WHAT YOU ARE ASKED TO DO:
Repeat each record below exactly as given.
[begin DATA EXCERPTS]
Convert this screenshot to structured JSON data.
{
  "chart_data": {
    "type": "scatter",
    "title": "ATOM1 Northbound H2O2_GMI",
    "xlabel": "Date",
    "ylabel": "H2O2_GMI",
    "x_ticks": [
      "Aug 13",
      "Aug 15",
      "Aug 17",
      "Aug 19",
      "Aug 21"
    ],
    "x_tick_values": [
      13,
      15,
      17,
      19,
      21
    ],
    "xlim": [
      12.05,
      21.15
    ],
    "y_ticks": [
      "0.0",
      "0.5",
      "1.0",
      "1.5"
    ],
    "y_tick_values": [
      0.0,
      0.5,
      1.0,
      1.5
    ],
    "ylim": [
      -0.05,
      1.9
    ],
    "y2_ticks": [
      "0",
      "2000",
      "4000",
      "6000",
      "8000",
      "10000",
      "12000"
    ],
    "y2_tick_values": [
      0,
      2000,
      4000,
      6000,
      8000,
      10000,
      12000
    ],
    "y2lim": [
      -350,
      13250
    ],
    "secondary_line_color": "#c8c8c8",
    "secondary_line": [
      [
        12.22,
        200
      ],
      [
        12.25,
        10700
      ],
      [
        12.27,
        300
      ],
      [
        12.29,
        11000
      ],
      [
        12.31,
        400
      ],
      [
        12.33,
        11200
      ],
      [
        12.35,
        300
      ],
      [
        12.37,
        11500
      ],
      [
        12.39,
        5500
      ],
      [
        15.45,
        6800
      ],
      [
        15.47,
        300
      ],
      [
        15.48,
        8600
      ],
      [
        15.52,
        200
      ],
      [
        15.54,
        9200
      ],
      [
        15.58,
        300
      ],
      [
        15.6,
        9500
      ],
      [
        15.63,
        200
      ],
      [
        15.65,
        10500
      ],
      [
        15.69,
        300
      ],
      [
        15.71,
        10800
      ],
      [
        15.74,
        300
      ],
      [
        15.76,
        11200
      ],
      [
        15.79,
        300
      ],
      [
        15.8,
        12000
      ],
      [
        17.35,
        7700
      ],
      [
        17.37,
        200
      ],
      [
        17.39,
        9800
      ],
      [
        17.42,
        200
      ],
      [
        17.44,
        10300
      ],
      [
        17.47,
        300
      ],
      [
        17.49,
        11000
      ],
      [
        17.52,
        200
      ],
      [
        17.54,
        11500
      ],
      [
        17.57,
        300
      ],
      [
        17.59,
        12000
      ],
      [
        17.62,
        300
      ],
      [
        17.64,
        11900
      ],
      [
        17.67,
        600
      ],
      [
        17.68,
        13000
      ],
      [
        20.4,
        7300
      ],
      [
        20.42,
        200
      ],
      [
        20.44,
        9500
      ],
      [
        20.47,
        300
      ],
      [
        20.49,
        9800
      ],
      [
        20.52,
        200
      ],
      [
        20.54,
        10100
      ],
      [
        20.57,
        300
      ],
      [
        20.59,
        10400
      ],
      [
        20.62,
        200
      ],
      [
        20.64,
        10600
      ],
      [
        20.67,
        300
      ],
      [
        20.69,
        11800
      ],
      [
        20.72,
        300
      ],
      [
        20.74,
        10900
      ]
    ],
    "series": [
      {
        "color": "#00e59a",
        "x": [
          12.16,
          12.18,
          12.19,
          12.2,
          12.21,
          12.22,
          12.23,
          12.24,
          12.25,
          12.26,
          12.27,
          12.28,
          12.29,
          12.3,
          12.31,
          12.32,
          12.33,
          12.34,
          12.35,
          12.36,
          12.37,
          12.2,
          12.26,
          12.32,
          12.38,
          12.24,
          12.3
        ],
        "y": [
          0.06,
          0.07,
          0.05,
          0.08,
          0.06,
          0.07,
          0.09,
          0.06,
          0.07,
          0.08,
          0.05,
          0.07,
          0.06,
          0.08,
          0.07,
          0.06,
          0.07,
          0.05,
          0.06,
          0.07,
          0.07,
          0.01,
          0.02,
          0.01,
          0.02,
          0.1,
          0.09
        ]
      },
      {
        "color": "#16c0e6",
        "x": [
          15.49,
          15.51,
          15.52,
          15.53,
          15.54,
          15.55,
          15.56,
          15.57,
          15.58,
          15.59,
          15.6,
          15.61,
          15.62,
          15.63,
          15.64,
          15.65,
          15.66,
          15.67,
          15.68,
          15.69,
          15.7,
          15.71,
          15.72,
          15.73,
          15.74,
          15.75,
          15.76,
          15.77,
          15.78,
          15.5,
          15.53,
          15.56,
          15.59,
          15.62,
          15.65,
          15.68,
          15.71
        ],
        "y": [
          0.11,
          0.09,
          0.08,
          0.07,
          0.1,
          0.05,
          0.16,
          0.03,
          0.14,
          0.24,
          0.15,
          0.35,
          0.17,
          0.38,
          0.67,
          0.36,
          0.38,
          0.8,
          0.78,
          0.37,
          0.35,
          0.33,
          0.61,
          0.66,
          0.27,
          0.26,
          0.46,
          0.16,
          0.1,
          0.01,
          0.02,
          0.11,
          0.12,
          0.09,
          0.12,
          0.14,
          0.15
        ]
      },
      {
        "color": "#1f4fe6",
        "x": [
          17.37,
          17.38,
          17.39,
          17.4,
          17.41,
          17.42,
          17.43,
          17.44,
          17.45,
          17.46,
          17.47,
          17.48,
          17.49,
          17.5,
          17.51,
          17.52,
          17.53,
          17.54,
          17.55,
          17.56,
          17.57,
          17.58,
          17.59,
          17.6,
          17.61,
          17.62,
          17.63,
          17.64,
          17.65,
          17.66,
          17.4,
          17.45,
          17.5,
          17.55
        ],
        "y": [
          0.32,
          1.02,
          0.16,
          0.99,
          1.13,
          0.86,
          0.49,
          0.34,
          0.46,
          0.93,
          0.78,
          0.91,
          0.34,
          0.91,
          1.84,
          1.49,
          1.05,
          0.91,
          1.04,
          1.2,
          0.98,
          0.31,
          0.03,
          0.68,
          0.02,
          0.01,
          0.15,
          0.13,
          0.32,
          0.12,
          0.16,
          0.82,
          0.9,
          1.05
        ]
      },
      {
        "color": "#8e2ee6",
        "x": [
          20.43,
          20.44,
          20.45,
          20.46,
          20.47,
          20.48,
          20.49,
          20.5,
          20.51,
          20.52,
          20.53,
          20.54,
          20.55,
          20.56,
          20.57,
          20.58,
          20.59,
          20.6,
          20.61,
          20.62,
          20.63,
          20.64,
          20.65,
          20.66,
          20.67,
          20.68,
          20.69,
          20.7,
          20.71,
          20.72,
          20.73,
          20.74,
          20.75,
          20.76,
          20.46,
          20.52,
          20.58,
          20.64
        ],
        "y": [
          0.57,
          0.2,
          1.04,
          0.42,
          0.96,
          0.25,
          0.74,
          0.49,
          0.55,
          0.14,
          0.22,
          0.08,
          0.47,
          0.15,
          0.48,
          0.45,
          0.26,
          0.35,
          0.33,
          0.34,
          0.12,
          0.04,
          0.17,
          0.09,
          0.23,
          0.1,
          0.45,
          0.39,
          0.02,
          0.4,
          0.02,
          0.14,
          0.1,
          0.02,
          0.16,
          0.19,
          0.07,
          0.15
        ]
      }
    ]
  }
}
[end DATA EXCERPTS]
ANSWER TO THE PROBLEM:
Convert this screenshot to structured JSON data.
{
  "chart_data": {
    "type": "scatter",
    "title": "ATOM1 Northbound H2O2_GMI",
    "xlabel": "Date",
    "ylabel": "H2O2_GMI",
    "x_ticks": [
      "Aug 13",
      "Aug 15",
      "Aug 17",
      "Aug 19",
      "Aug 21"
    ],
    "x_tick_values": [
      13,
      15,
      17,
      19,
      21
    ],
    "xlim": [
      12.05,
      21.15
    ],
    "y_ticks": [
      "0.0",
      "0.5",
      "1.0",
      "1.5"
    ],
    "y_tick_values": [
      0.0,
      0.5,
      1.0,
      1.5
    ],
    "ylim": [
      -0.05,
      1.9
    ],
    "y2_ticks": [
      "0",
      "2000",
      "4000",
      "6000",
      "8000",
      "10000",
      "12000"
    ],
    "y2_tick_values": [
      0,
      2000,
      4000,
      6000,
      8000,
      10000,
      12000
    ],
    "y2lim": [
      -350,
      13250
    ],
    "secondary_line_color": "#c8c8c8",
    "secondary_line": [
      [
        12.22,
        200
      ],
      [
        12.25,
        10700
      ],
      [
        12.27,
        300
      ],
      [
        12.29,
        11000
      ],
      [
        12.31,
        400
      ],
      [
        12.33,
        11200
      ],
      [
        12.35,
        300
      ],
      [
        12.37,
        11500
      ],
      [
        12.39,
        5500
      ],
      [
        15.45,
        6800
      ],
      [
        15.47,
        300
      ],
      [
        15.48,
        8600
      ],
      [
        15.52,
        200
      ],
      [
        15.54,
        9200
      ],
      [
        15.58,
        300
      ],
      [
        15.6,
        9500
      ],
      [
        15.63,
        200
      ],
      [
        15.65,
        10500
      ],
      [
        15.69,
        300
      ],
      [
        15.71,
        10800
      ],
      [
        15.74,
        300
      ],
      [
        15.76,
        11200
      ],
      [
        15.79,
        300
      ],
      [
        15.8,
        12000
      ],
      [
        17.35,
        7700
      ],
      [
        17.37,
        200
      ],
      [
        17.39,
        9800
      ],
      [
        17.42,
        200
      ],
      [
        17.44,
        10300
      ],
      [
        17.47,
        300
      ],
      [
        17.49,
        11000
      ],
      [
        17.52,
        200
      ],
      [
        17.54,
        11500
      ],
      [
        17.57,
        300
      ],
      [
        17.59,
        12000
      ],
      [
        17.62,
        300
      ],
      [
        17.64,
        11900
      ],
      [
        17.67,
        600
      ],
      [
        17.68,
        13000
      ],
      [
        20.4,
        7300
      ],
      [
        20.42,
        200
      ],
      [
        20.44,
        9500
      ],
      [
        20.47,
        300
      ],
      [
        20.49,
        9800
      ],
      [
        20.52,
        200
      ],
      [
        20.54,
        10100
      ],
      [
        20.57,
        300
      ],
      [
        20.59,
        10400
      ],
      [
        20.62,
        200
      ],
      [
        20.64,
        10600
      ],
      [
        20.67,
        300
      ],
      [
        20.69,
        11800
      ],
      [
        20.72,
        300
      ],
      [
        20.74,
        10900
      ]
    ],
    "series": [
      {
        "color": "#00e59a",
        "x": [
          12.16,
          12.18,
          12.19,
          12.2,
          12.21,
          12.22,
          12.23,
          12.24,
          12.25,
          12.26,
          12.27,
          12.28,
          12.29,
          12.3,
          12.31,
          12.32,
          12.33,
          12.34,
          12.35,
          12.36,
          12.37,
          12.2,
          12.26,
          12.32,
          12.38,
          12.24,
          12.3
        ],
        "y": [
          0.06,
          0.07,
          0.05,
          0.08,
          0.06,
          0.07,
          0.09,
          0.06,
          0.07,
          0.08,
          0.05,
          0.07,
          0.06,
          0.08,
          0.07,
          0.06,
          0.07,
          0.05,
          0.06,
          0.07,
          0.07,
          0.01,
          0.02,
          0.01,
          0.02,
          0.1,
          0.09
        ]
      },
      {
        "color": "#16c0e6",
        "x": [
          15.49,
          15.51,
          15.52,
          15.53,
          15.54,
          15.55,
          15.56,
          15.57,
          15.58,
          15.59,
          15.6,
          15.61,
          15.62,
          15.63,
          15.64,
          15.65,
          15.66,
          15.67,
          15.68,
          15.69,
          15.7,
          15.71,
          15.72,
          15.73,
          15.74,
          15.75,
          15.76,
          15.77,
          15.78,
          15.5,
          15.53,
          15.56,
          15.59,
          15.62,
          15.65,
          15.68,
          15.71
        ],
        "y": [
          0.11,
          0.09,
          0.08,
          0.07,
          0.1,
          0.05,
          0.16,
          0.03,
          0.14,
          0.24,
          0.15,
          0.35,
          0.17,
          0.38,
          0.67,
          0.36,
          0.38,
          0.8,
          0.78,
          0.37,
          0.35,
          0.33,
          0.61,
          0.66,
          0.27,
          0.26,
          0.46,
          0.16,
          0.1,
          0.01,
          0.02,
          0.11,
          0.12,
          0.09,
          0.12,
          0.14,
          0.15
        ]
      },
      {
        "color": "#1f4fe6",
        "x": [
          17.37,
          17.38,
          17.39,
          17.4,
          17.41,
          17.42,
          17.43,
          17.44,
          17.45,
          17.46,
          17.47,
          17.48,
          17.49,
          17.5,
          17.51,
          17.52,
          17.53,
          17.54,
          17.55,
          17.56,
          17.57,
          17.58,
          17.59,
          17.6,
          17.61,
          17.62,
          17.63,
          17.64,
          17.65,
          17.66,
          17.4,
          17.45,
          17.5,
          17.55
        ],
        "y": [
          0.32,
          1.02,
          0.16,
          0.99,
          1.13,
          0.86,
          0.49,
          0.34,
          0.46,
          0.93,
          0.78,
          0.91,
          0.34,
          0.91,
          1.84,
          1.49,
          1.05,
          0.91,
          1.04,
          1.2,
          0.98,
          0.31,
          0.03,
          0.68,
          0.02,
          0.01,
          0.15,
          0.13,
          0.32,
          0.12,
          0.16,
          0.82,
          0.9,
          1.05
        ]
      },
      {
        "color": "#8e2ee6",
        "x": [
          20.43,
          20.44,
          20.45,
          20.46,
          20.47,
          20.48,
          20.49,
          20.5,
          20.51,
          20.52,
          20.53,
          20.54,
          20.55,
          20.56,
          20.57,
          20.58,
          20.59,
          20.6,
          20.61,
          20.62,
          20.63,
          20.64,
          20.65,
          20.66,
          20.67,
          20.68,
          20.69,
          20.7,
          20.71,
          20.72,
          20.73,
          20.74,
          20.75,
          20.76,
          20.46,
          20.52,
          20.58,
          20.64
        ],
        "y": [
          0.57,
          0.2,
          1.04,
          0.42,
          0.96,
          0.25,
          0.74,
          0.49,
          0.55,
          0.14,
          0.22,
          0.08,
          0.47,
          0.15,
          0.48,
          0.45,
          0.26,
          0.35,
          0.33,
          0.34,
          0.12,
          0.04,
          0.17,
          0.09,
          0.23,
          0.1,
          0.45,
          0.39,
          0.02,
          0.4,
          0.02,
          0.14,
          0.1,
          0.02,
          0.16,
          0.19,
          0.07,
          0.15
        ]
      }
    ]
  }
}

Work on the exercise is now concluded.